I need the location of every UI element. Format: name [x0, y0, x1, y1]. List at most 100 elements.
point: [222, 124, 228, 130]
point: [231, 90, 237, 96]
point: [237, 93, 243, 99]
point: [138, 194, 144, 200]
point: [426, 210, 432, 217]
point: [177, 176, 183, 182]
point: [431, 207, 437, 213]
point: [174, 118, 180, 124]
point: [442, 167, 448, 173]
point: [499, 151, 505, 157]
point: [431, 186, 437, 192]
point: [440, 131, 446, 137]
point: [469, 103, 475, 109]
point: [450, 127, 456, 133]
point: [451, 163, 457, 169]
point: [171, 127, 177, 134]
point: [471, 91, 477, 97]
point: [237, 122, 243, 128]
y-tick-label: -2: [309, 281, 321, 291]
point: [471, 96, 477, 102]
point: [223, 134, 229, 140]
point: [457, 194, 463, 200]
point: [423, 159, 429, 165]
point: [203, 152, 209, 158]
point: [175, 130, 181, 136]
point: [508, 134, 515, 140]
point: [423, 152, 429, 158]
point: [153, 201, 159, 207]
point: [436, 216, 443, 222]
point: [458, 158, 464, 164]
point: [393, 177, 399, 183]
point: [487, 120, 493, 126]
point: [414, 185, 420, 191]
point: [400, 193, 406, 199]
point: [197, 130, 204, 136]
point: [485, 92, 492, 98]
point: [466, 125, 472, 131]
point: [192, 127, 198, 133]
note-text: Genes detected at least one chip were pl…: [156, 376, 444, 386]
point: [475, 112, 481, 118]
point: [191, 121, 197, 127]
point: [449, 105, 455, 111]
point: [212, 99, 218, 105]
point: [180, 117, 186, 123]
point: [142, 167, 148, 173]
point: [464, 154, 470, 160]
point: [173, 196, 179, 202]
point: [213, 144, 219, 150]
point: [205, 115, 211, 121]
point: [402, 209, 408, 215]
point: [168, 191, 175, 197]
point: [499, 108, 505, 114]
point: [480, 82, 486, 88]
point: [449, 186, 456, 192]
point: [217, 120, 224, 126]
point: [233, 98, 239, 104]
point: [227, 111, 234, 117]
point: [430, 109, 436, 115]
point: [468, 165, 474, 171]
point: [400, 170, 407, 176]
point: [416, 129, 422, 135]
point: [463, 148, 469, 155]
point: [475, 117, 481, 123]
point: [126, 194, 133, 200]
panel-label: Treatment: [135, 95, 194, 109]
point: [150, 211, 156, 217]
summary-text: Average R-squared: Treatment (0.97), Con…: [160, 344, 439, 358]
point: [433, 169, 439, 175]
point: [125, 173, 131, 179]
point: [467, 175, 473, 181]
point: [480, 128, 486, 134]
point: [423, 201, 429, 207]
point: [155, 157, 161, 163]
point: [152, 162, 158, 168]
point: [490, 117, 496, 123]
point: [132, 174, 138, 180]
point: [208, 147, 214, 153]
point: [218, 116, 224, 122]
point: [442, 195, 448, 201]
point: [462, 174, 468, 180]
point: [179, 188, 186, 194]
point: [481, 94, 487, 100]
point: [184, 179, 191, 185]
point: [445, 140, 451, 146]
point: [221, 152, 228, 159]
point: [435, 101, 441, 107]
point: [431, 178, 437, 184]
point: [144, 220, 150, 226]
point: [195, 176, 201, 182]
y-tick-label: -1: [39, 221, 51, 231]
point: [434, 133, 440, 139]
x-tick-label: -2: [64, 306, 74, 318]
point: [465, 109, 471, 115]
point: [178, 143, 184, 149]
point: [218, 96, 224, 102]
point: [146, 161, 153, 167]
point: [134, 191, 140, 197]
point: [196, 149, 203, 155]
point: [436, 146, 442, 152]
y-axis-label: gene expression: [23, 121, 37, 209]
= = = =
Whatever appears in the lines above should be copied exactly.

I need the location of every UI element. Format: name [x0, y0, x1, y1]. List at most 100 elements.
point: [222, 124, 228, 130]
point: [231, 90, 237, 96]
point: [237, 93, 243, 99]
point: [138, 194, 144, 200]
point: [426, 210, 432, 217]
point: [177, 176, 183, 182]
point: [431, 207, 437, 213]
point: [174, 118, 180, 124]
point: [442, 167, 448, 173]
point: [499, 151, 505, 157]
point: [431, 186, 437, 192]
point: [440, 131, 446, 137]
point: [469, 103, 475, 109]
point: [450, 127, 456, 133]
point: [451, 163, 457, 169]
point: [171, 127, 177, 134]
point: [471, 91, 477, 97]
point: [237, 122, 243, 128]
y-tick-label: -2: [309, 281, 321, 291]
point: [471, 96, 477, 102]
point: [223, 134, 229, 140]
point: [457, 194, 463, 200]
point: [423, 159, 429, 165]
point: [203, 152, 209, 158]
point: [175, 130, 181, 136]
point: [508, 134, 515, 140]
point: [423, 152, 429, 158]
point: [153, 201, 159, 207]
point: [436, 216, 443, 222]
point: [458, 158, 464, 164]
point: [393, 177, 399, 183]
point: [487, 120, 493, 126]
point: [414, 185, 420, 191]
point: [400, 193, 406, 199]
point: [197, 130, 204, 136]
point: [485, 92, 492, 98]
point: [466, 125, 472, 131]
point: [192, 127, 198, 133]
note-text: Genes detected at least one chip were pl…: [156, 376, 444, 386]
point: [475, 112, 481, 118]
point: [191, 121, 197, 127]
point: [449, 105, 455, 111]
point: [212, 99, 218, 105]
point: [180, 117, 186, 123]
point: [142, 167, 148, 173]
point: [464, 154, 470, 160]
point: [173, 196, 179, 202]
point: [213, 144, 219, 150]
point: [205, 115, 211, 121]
point: [402, 209, 408, 215]
point: [168, 191, 175, 197]
point: [499, 108, 505, 114]
point: [480, 82, 486, 88]
point: [449, 186, 456, 192]
point: [217, 120, 224, 126]
point: [233, 98, 239, 104]
point: [227, 111, 234, 117]
point: [430, 109, 436, 115]
point: [468, 165, 474, 171]
point: [400, 170, 407, 176]
point: [416, 129, 422, 135]
point: [463, 148, 469, 155]
point: [475, 117, 481, 123]
point: [126, 194, 133, 200]
panel-label: Treatment: [135, 95, 194, 109]
point: [150, 211, 156, 217]
summary-text: Average R-squared: Treatment (0.97), Con…: [160, 344, 439, 358]
point: [433, 169, 439, 175]
point: [125, 173, 131, 179]
point: [467, 175, 473, 181]
point: [480, 128, 486, 134]
point: [423, 201, 429, 207]
point: [155, 157, 161, 163]
point: [152, 162, 158, 168]
point: [490, 117, 496, 123]
point: [132, 174, 138, 180]
point: [208, 147, 214, 153]
point: [218, 116, 224, 122]
point: [442, 195, 448, 201]
point: [462, 174, 468, 180]
point: [179, 188, 186, 194]
point: [481, 94, 487, 100]
point: [184, 179, 191, 185]
point: [445, 140, 451, 146]
point: [221, 152, 228, 159]
point: [435, 101, 441, 107]
point: [431, 178, 437, 184]
point: [144, 220, 150, 226]
point: [195, 176, 201, 182]
y-tick-label: -1: [39, 221, 51, 231]
point: [434, 133, 440, 139]
x-tick-label: -2: [64, 306, 74, 318]
point: [465, 109, 471, 115]
point: [178, 143, 184, 149]
point: [218, 96, 224, 102]
point: [146, 161, 153, 167]
point: [134, 191, 140, 197]
point: [196, 149, 203, 155]
point: [436, 146, 442, 152]
y-axis-label: gene expression: [23, 121, 37, 209]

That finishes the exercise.